Objective:
Below are the records. List every line holding the word "name".

Input rows:
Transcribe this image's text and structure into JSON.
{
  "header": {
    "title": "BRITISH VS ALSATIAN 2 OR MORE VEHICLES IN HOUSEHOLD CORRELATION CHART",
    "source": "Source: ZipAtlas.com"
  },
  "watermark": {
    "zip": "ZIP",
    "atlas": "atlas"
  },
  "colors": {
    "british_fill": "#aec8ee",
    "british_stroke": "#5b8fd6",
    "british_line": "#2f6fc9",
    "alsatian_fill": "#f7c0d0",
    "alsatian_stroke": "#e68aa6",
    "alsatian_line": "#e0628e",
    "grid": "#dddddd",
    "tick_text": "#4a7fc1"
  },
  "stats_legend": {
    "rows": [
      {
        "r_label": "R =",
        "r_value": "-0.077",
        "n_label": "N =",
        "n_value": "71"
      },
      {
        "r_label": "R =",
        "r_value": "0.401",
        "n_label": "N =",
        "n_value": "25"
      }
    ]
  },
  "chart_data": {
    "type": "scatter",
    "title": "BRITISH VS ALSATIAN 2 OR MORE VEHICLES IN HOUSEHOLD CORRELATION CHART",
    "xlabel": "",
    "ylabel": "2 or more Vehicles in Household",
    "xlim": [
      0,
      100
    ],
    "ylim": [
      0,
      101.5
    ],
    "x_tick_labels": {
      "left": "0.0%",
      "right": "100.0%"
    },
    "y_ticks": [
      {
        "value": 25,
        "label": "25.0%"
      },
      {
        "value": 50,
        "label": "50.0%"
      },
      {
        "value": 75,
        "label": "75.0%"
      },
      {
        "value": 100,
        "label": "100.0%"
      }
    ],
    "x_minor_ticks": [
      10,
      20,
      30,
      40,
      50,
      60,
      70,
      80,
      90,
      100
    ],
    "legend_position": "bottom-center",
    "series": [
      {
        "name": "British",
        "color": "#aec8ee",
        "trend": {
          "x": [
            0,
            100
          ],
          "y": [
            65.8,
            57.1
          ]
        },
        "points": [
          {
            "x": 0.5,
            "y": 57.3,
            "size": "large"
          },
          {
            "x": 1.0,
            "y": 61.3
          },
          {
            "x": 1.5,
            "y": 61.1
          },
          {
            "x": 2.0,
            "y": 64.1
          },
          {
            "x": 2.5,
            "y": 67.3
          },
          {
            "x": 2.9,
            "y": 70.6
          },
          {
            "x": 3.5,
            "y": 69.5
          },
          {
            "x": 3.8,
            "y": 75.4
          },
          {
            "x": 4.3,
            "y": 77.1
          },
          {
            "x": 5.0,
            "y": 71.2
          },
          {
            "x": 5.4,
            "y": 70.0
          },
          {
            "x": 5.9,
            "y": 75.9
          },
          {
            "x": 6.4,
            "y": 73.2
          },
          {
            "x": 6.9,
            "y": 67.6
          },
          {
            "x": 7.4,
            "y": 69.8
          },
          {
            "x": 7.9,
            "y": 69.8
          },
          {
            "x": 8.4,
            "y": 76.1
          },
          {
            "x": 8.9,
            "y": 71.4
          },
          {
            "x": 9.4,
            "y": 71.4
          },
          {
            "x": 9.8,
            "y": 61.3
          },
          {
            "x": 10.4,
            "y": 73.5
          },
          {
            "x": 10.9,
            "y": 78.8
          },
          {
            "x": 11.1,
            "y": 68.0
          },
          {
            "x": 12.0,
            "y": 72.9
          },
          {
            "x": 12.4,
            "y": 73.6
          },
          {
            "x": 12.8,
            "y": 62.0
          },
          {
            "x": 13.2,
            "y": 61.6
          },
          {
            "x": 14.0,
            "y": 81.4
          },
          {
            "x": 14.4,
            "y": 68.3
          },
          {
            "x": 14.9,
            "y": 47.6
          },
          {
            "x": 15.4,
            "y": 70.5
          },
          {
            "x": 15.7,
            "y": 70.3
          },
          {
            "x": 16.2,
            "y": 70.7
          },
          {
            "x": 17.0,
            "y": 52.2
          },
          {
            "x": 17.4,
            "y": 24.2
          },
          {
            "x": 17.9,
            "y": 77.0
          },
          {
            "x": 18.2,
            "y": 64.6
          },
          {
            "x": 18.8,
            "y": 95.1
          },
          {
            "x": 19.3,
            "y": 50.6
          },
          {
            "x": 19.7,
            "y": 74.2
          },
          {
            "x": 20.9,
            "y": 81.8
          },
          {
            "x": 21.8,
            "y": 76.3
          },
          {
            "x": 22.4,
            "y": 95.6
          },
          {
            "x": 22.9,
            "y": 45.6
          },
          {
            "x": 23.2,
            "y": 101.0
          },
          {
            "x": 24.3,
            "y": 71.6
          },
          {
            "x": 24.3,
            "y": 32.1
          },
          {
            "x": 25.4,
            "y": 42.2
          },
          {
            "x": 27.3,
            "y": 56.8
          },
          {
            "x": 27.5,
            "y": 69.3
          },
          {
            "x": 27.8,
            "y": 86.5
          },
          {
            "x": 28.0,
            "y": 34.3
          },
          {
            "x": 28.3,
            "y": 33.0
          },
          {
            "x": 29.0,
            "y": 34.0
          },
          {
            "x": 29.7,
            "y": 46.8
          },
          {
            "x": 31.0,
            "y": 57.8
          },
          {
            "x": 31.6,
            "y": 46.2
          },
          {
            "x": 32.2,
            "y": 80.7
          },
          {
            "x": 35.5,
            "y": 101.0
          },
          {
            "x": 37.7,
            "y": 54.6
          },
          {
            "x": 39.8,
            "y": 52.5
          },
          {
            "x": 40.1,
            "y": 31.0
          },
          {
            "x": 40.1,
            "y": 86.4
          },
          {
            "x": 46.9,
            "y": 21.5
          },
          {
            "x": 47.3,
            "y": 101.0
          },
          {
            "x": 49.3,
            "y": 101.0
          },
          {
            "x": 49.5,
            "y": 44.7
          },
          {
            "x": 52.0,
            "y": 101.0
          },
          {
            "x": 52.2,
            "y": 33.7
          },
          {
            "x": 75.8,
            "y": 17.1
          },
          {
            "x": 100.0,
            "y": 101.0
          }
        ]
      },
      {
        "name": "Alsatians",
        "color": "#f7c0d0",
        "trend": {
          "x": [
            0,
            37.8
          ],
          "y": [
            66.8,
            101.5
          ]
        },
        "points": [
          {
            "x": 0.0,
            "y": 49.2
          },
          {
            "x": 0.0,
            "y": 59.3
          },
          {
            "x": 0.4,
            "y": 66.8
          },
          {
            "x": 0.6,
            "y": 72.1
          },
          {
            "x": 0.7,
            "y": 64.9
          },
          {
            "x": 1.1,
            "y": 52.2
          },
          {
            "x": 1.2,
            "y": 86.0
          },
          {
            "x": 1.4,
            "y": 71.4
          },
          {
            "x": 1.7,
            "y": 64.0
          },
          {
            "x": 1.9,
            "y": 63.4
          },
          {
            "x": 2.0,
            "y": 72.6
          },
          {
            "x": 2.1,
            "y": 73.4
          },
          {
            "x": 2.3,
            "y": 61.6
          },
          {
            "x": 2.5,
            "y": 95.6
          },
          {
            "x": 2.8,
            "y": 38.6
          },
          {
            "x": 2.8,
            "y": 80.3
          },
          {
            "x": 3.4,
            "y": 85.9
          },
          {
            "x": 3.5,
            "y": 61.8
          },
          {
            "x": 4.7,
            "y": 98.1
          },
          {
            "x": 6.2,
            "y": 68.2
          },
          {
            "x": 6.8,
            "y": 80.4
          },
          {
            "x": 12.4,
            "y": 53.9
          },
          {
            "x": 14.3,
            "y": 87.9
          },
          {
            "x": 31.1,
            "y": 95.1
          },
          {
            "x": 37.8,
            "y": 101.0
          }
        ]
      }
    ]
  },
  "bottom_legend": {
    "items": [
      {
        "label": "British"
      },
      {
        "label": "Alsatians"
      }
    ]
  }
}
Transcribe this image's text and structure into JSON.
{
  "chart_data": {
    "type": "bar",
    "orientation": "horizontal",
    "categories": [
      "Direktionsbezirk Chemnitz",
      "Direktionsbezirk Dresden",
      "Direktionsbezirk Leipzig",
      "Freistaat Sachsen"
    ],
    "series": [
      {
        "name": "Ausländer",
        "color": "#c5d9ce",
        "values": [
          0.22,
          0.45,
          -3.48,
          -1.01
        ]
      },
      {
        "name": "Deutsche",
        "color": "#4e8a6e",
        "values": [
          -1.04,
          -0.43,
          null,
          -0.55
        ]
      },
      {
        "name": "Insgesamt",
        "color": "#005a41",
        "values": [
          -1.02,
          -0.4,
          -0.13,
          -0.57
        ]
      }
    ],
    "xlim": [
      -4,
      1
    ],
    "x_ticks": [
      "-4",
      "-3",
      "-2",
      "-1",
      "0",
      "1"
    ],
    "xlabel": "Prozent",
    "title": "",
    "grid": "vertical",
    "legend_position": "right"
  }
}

Full output:
        "name": "British",
        "name": "Alsatians",
        "name": "Ausländer",
        "name": "Deutsche",
        "name": "Insgesamt",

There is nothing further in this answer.